- [Aim]: What number of lines in the material contain the word "Usuwanie"? Give that number alone.

- [Data for this exercise]:
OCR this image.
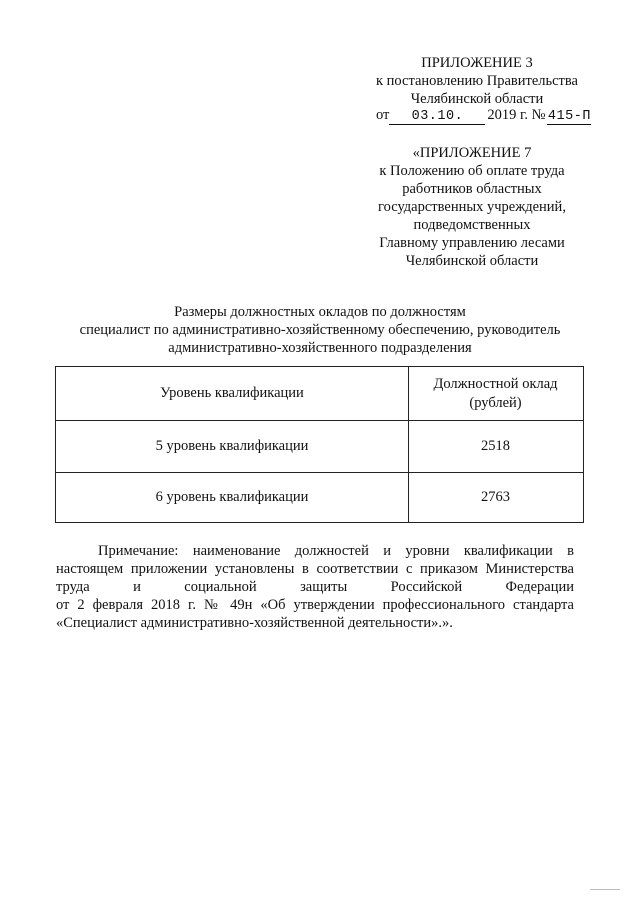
ПРИЛОЖЕНИЕ 3
к постановлению Правительства
Челябинской области
от 03.10. 2019 г. № 415-П
«ПРИЛОЖЕНИЕ 7
к Положению об оплате труда
работников областных
государственных учреждений,
подведомственных
Главному управлению лесами
Челябинской области
Размеры должностных окладов по должностям
специалист по административно-хозяйственному обеспечению, руководитель
административно-хозяйственного подразделения
Уровень квалификации
Должностной оклад
(рублей)
5 уровень квалификации	2518
6 уровень квалификации	2763
Примечание: наименование должностей и уровни квалификации в
настоящем приложении установлены в соответствии с приказом Министерства
труда и социальной защиты Российской Федерации
от 2 февраля 2018 г. № 49н «Об утверждении профессионального стандарта
«Специалист административно-хозяйственной деятельности».».
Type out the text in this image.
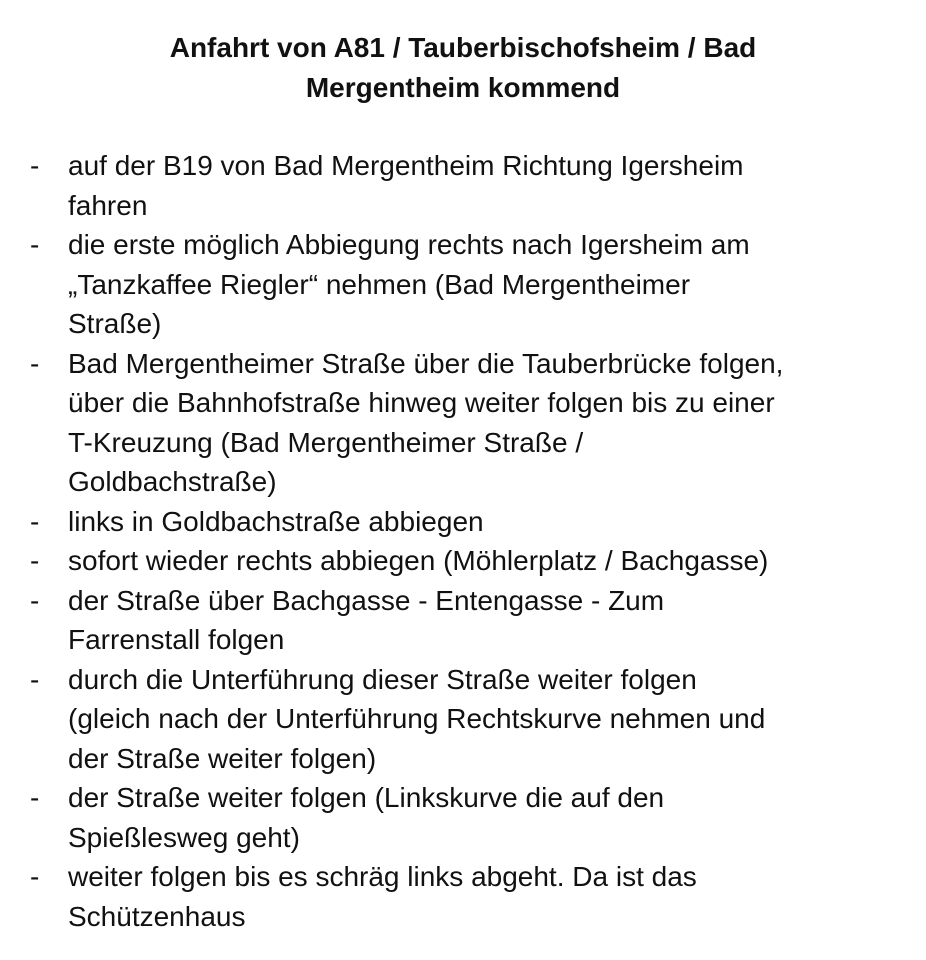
Anfahrt von A81 / Tauberbischofsheim / Bad
Mergentheim kommend
- auf der B19 von Bad Mergentheim Richtung Igersheim
fahren
- die erste möglich Abbiegung rechts nach Igersheim am
„Tanzkaffee Riegler“ nehmen (Bad Mergentheimer
Straße)
- Bad Mergentheimer Straße über die Tauberbrücke folgen,
über die Bahnhofstraße hinweg weiter folgen bis zu einer
T-Kreuzung (Bad Mergentheimer Straße /
Goldbachstraße)
- links in Goldbachstraße abbiegen
- sofort wieder rechts abbiegen (Möhlerplatz / Bachgasse)
- der Straße über Bachgasse - Entengasse - Zum
Farrenstall folgen
- durch die Unterführung dieser Straße weiter folgen
(gleich nach der Unterführung Rechtskurve nehmen und
der Straße weiter folgen)
- der Straße weiter folgen (Linkskurve die auf den
Spießlesweg geht)
- weiter folgen bis es schräg links abgeht. Da ist das
Schützenhaus
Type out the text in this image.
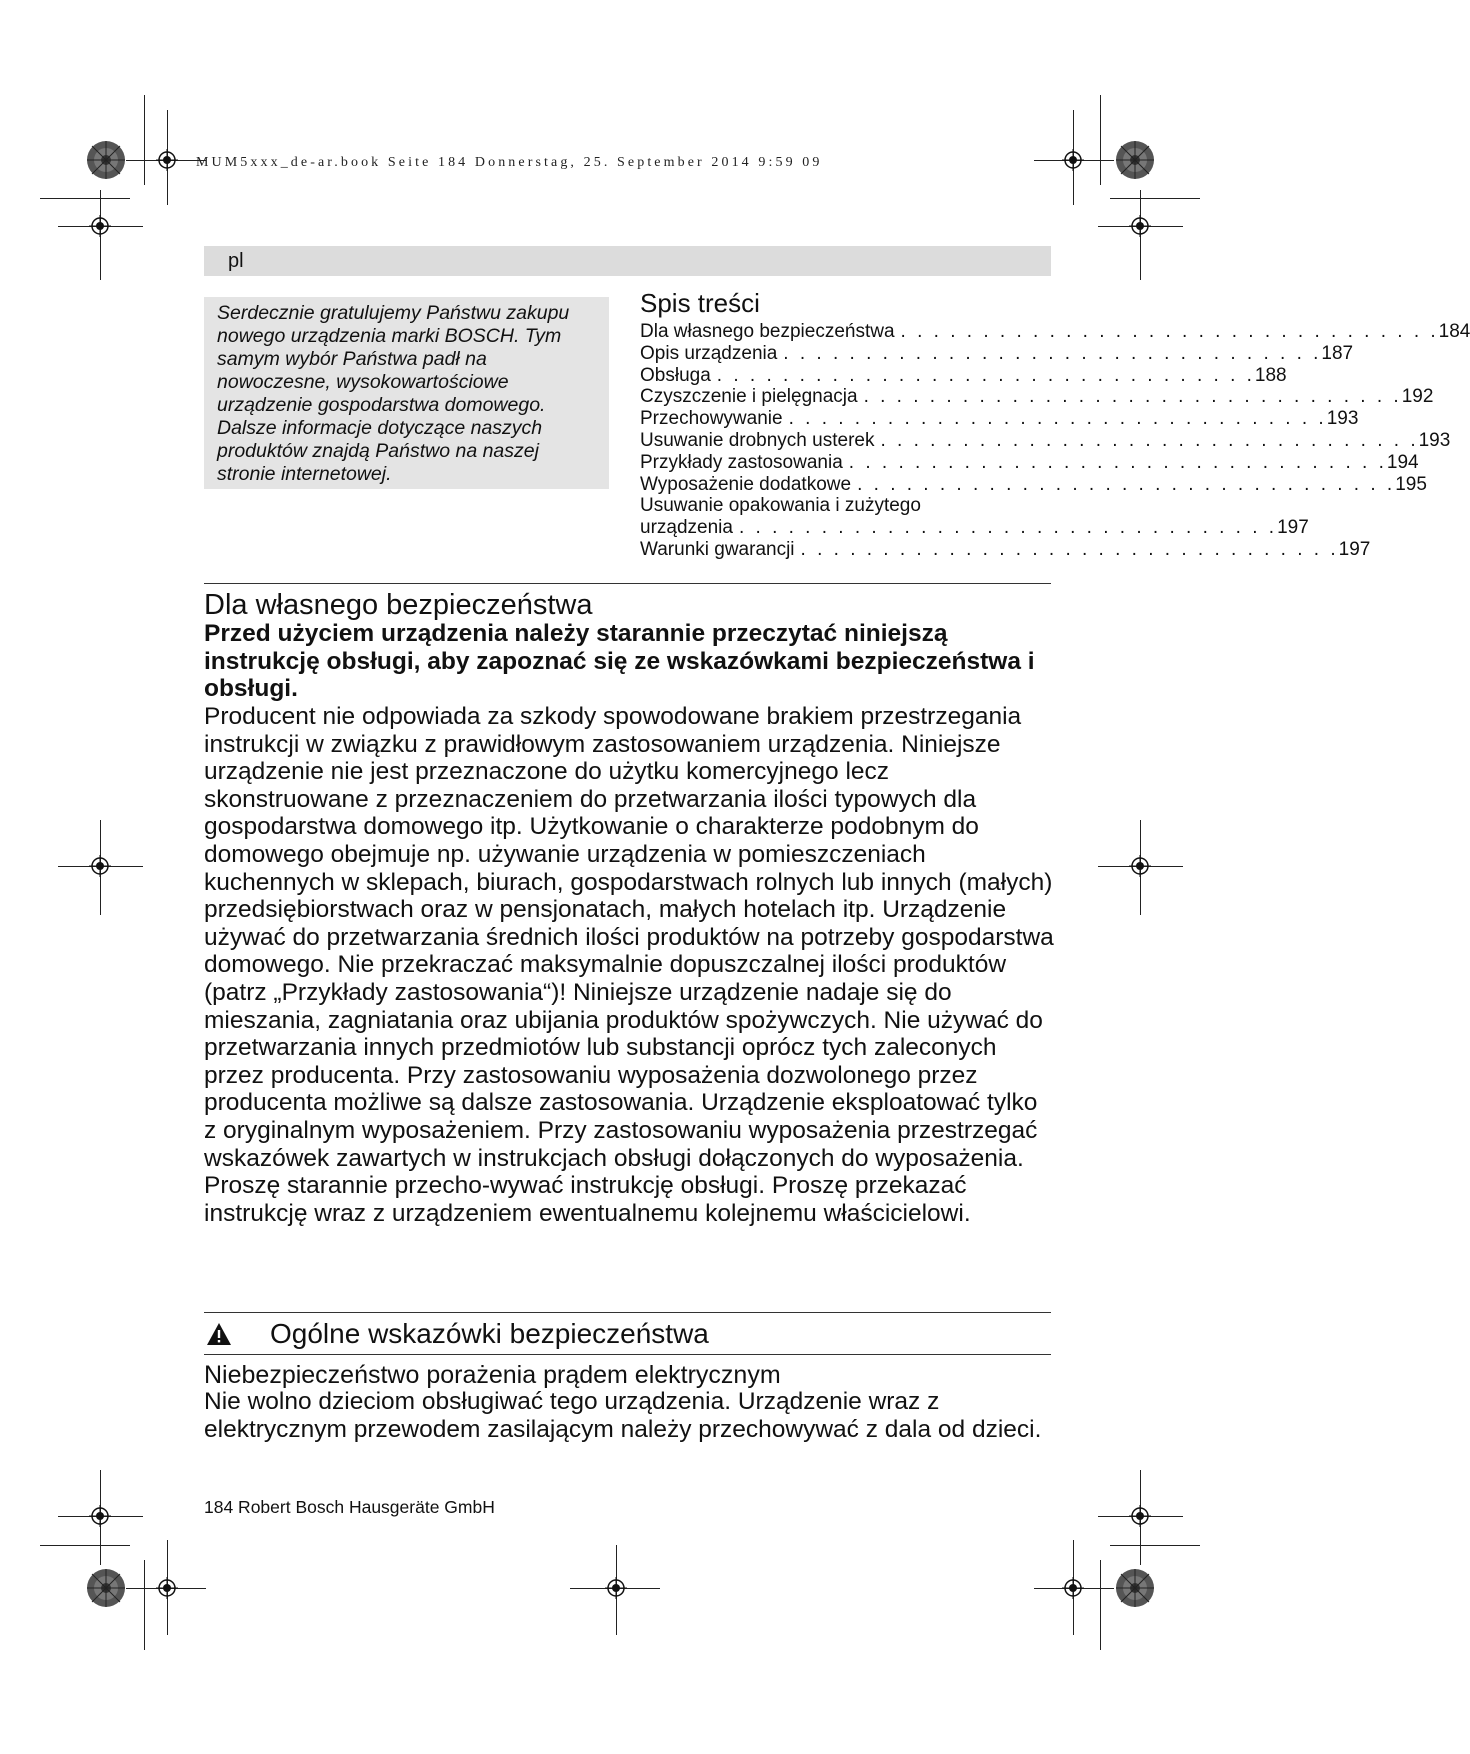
MUM5xxx_de-ar.book Seite 184 Donnerstag, 25. September 2014 9:59 09
pl

Serdecznie gratulujemy Państwu zakupu nowego urządzenia marki BOSCH. Tym samym wybór Państwa padł na nowoczesne, wysokowartościowe urządzenie gospodarstwa domowego. Dalsze informacje dotyczące naszych produktów znajdą Państwo na naszej stronie internetowej.

Spis treści
Dla własnego bezpieczeństwa . . . . . . . . . . . . . . . . . . . . . . . . . . . . . . . . . 184
Opis urządzenia . . . . . . . . . . . . . . . . . . . . . . . . . . . . . . . . . 187
Obsługa . . . . . . . . . . . . . . . . . . . . . . . . . . . . . . . . . 188
Czyszczenie i pielęgnacja . . . . . . . . . . . . . . . . . . . . . . . . . . . . . . . . . 192
Przechowywanie . . . . . . . . . . . . . . . . . . . . . . . . . . . . . . . . . 193
Usuwanie drobnych usterek . . . . . . . . . . . . . . . . . . . . . . . . . . . . . . . . . 193
Przykłady zastosowania . . . . . . . . . . . . . . . . . . . . . . . . . . . . . . . . . 194
Wyposażenie dodatkowe . . . . . . . . . . . . . . . . . . . . . . . . . . . . . . . . . 195
Usuwanie opakowania i zużytego
urządzenia . . . . . . . . . . . . . . . . . . . . . . . . . . . . . . . . . 197
Warunki gwarancji . . . . . . . . . . . . . . . . . . . . . . . . . . . . . . . . . 197
Dla własnego bezpieczeństwa

Przed użyciem urządzenia należy starannie przeczytać niniejszą instrukcję obsługi, aby zapoznać się ze wskazówkami bezpieczeństwa i obsługi.

Producent nie odpowiada za szkody spowodowane brakiem przestrzegania instrukcji w związku z prawidłowym zastosowaniem urządzenia. Niniejsze urządzenie nie jest przeznaczone do użytku komercyjnego lecz skonstruowane z przeznaczeniem do przetwarzania ilości typowych dla gospodarstwa domowego itp. Użytkowanie o charakterze podobnym do domowego obejmuje np. używanie urządzenia w pomieszczeniach kuchennych w sklepach, biurach, gospodarstwach rolnych lub innych (małych) przedsiębiorstwach oraz w pensjonatach, małych hotelach itp. Urządzenie używać do przetwarzania średnich ilości produktów na potrzeby gospodarstwa domowego. Nie przekraczać maksymalnie dopuszczalnej ilości produktów (patrz „Przykłady zastosowania“)! Niniejsze urządzenie nadaje się do mieszania, zagniatania oraz ubijania produktów spożywczych. Nie używać do przetwarzania innych przedmiotów lub substancji oprócz tych zaleconych przez producenta. Przy zastosowaniu wyposażenia dozwolonego przez producenta możliwe są dalsze zastosowania. Urządzenie eksploatować tylko z oryginalnym wyposażeniem. Przy zastosowaniu wyposażenia przestrzegać wskazówek zawartych w instrukcjach obsługi dołączonych do wyposażenia. Proszę starannie przecho-wywać instrukcję obsługi. Proszę przekazać instrukcję wraz z urządzeniem ewentualnemu kolejnemu właścicielowi.

Ogólne wskazówki bezpieczeństwa
Niebezpieczeństwo porażenia prądem elektrycznym

Nie wolno dzieciom obsługiwać tego urządzenia. Urządzenie wraz z elektrycznym przewodem zasilającym należy przechowywać z dala od dzieci.

184 Robert Bosch Hausgeräte GmbH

- [Reply to the exercise]: 2